__Given exercise__. Some lines in the listing below may include the string "frac". How many are there? Give only the number.

__Records shown__.

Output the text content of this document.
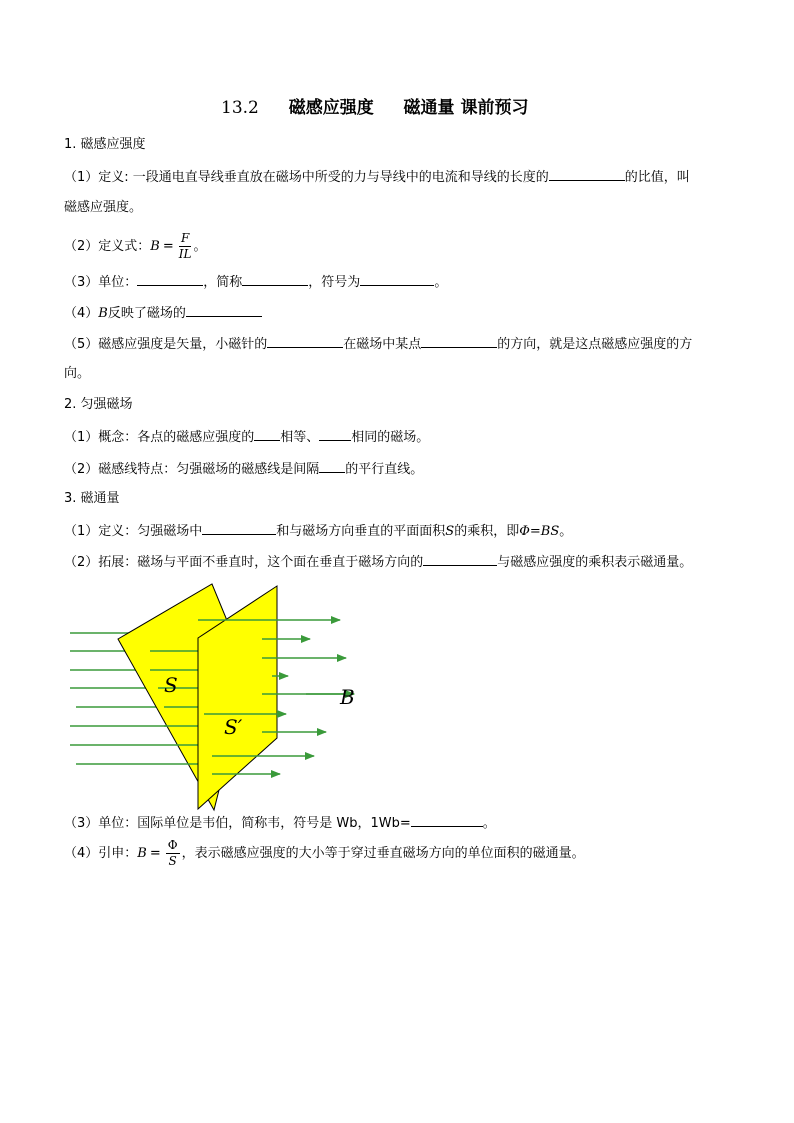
13.2 磁感应强度 磁通量 课前预习
1. 磁感应强度
（1）定义: 一段通电直导线垂直放在磁场中所受的力与导线中的电流和导线的长度的	的比值，叫
磁感应强度。
（2）定义式：$B = \frac{F}{IL}$ 。
（3）单位：	，简称	，符号为	。
（4）B反映了磁场的
（5）磁感应强度是矢量，小磁针的	在磁场中某点	的方向，就是这点磁感应强度的方
向。
2. 匀强磁场
（1）概念：各点的磁感应强度的 相等、 相同的磁场。
（2）磁感线特点：匀强磁场的磁感线是间隔 的平行直线。
3. 磁通量
（1）定义：匀强磁场中	和与磁场方向垂直的平面面积S的乘积，即Φ=BS。
（2）拓展：磁场与平面不垂直时，这个面在垂直于磁场方向的	与磁感应强度的乘积表示磁通量。
S
S′
B
（3）单位：国际单位是韦伯，简称韦，符号是 Wb，1Wb=	。
（4）引申：$B = \frac{\Phi}{S}$ ，表示磁感应强度的大小等于穿过垂直磁场方向的单位面积的磁通量。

__Finished answer__. 2